- Given request -
Copy out every line in the entries below that includes "Institute".

Dataset rows:
===

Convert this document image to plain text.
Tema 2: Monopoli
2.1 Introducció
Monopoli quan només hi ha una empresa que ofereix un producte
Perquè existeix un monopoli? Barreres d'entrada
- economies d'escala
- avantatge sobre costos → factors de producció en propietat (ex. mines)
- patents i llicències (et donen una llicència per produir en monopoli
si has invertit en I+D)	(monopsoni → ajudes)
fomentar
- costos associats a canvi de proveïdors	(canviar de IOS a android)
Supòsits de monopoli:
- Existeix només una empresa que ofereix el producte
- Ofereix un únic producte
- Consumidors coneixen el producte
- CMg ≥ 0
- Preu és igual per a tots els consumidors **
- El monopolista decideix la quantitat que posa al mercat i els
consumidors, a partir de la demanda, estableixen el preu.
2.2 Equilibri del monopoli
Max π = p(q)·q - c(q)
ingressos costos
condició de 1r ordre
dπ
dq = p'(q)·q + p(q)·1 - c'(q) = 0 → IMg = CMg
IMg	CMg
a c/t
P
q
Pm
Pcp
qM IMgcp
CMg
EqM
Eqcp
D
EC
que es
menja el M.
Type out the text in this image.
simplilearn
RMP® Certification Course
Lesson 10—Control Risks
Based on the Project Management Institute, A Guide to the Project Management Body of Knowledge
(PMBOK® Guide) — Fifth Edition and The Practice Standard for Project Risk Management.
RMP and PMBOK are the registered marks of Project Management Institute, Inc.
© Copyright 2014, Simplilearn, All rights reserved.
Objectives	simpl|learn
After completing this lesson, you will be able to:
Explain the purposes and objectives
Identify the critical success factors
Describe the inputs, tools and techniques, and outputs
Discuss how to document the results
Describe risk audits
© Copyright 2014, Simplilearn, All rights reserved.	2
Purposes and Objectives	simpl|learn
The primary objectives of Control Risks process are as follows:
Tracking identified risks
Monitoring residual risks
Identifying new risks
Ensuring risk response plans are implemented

===

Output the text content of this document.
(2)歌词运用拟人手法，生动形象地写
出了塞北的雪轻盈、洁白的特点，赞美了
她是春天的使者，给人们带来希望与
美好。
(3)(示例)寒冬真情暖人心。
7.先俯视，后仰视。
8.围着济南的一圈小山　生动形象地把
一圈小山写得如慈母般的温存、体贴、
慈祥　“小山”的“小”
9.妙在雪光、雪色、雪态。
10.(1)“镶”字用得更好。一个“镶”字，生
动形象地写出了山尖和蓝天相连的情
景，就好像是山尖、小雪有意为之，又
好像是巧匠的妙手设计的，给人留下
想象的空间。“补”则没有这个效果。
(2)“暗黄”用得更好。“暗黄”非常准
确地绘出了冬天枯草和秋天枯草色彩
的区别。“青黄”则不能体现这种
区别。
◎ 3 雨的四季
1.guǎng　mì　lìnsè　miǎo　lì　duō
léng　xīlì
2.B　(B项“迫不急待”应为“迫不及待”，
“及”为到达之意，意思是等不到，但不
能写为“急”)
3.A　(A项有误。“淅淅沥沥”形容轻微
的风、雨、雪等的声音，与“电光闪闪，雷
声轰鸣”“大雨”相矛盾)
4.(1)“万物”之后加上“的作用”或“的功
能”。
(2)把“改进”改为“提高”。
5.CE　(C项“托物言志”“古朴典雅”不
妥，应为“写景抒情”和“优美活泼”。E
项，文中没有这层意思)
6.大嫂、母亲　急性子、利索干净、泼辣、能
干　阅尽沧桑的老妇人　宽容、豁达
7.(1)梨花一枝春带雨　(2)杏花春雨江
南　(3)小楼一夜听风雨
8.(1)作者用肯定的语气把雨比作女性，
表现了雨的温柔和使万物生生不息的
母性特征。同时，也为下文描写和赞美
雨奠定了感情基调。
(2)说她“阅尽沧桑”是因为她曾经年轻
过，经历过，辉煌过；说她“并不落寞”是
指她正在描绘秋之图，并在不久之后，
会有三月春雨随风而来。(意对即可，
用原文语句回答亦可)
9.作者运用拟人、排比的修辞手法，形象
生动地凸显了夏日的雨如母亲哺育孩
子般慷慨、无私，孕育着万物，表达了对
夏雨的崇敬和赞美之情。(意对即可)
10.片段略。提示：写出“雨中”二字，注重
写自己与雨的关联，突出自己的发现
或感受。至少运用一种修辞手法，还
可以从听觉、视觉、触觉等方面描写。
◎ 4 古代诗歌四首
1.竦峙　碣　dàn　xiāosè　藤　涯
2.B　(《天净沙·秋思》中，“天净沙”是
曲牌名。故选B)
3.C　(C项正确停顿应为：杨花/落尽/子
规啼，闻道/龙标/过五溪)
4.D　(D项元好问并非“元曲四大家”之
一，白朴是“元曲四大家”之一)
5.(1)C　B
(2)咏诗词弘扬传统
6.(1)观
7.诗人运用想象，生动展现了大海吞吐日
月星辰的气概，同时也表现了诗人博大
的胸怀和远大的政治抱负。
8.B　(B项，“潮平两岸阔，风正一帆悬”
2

===

- Exercise output -
Based on the Project Management Institute, A Guide to the Project Management Body of Knowledge
RMP and PMBOK are the registered marks of Project Management Institute, Inc.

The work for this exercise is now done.